■ WHAT IS BEING ASKED ■
Quote all entries in full, exactly.
>> begin STORED ROWS
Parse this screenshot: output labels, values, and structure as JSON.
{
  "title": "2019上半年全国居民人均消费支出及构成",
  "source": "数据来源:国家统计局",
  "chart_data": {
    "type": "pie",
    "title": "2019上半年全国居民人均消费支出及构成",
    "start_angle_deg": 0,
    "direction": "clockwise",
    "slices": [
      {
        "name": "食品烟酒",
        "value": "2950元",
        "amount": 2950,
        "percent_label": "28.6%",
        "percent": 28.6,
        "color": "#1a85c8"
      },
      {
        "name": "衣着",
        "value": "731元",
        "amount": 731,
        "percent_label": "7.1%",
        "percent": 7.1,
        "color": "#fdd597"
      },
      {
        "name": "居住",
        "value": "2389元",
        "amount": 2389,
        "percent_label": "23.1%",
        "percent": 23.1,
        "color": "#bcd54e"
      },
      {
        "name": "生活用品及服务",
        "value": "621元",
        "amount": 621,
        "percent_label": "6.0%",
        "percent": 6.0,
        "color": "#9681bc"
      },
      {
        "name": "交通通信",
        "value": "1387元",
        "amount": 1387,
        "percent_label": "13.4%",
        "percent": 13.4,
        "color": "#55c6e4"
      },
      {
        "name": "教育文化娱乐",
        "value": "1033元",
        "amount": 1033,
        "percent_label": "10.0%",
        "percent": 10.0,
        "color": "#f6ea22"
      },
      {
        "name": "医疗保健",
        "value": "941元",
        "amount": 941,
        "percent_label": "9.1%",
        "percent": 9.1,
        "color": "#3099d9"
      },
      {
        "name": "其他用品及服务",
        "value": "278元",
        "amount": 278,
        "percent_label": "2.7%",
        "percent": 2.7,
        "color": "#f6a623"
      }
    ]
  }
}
>> end STORED ROWS
■ RESULT FOR THIS EXERCISE ■
Parse this screenshot: output labels, values, and structure as JSON.
{
  "title": "2019上半年全国居民人均消费支出及构成",
  "source": "数据来源:国家统计局",
  "chart_data": {
    "type": "pie",
    "title": "2019上半年全国居民人均消费支出及构成",
    "start_angle_deg": 0,
    "direction": "clockwise",
    "slices": [
      {
        "name": "食品烟酒",
        "value": "2950元",
        "amount": 2950,
        "percent_label": "28.6%",
        "percent": 28.6,
        "color": "#1a85c8"
      },
      {
        "name": "衣着",
        "value": "731元",
        "amount": 731,
        "percent_label": "7.1%",
        "percent": 7.1,
        "color": "#fdd597"
      },
      {
        "name": "居住",
        "value": "2389元",
        "amount": 2389,
        "percent_label": "23.1%",
        "percent": 23.1,
        "color": "#bcd54e"
      },
      {
        "name": "生活用品及服务",
        "value": "621元",
        "amount": 621,
        "percent_label": "6.0%",
        "percent": 6.0,
        "color": "#9681bc"
      },
      {
        "name": "交通通信",
        "value": "1387元",
        "amount": 1387,
        "percent_label": "13.4%",
        "percent": 13.4,
        "color": "#55c6e4"
      },
      {
        "name": "教育文化娱乐",
        "value": "1033元",
        "amount": 1033,
        "percent_label": "10.0%",
        "percent": 10.0,
        "color": "#f6ea22"
      },
      {
        "name": "医疗保健",
        "value": "941元",
        "amount": 941,
        "percent_label": "9.1%",
        "percent": 9.1,
        "color": "#3099d9"
      },
      {
        "name": "其他用品及服务",
        "value": "278元",
        "amount": 278,
        "percent_label": "2.7%",
        "percent": 2.7,
        "color": "#f6a623"
      }
    ]
  }
}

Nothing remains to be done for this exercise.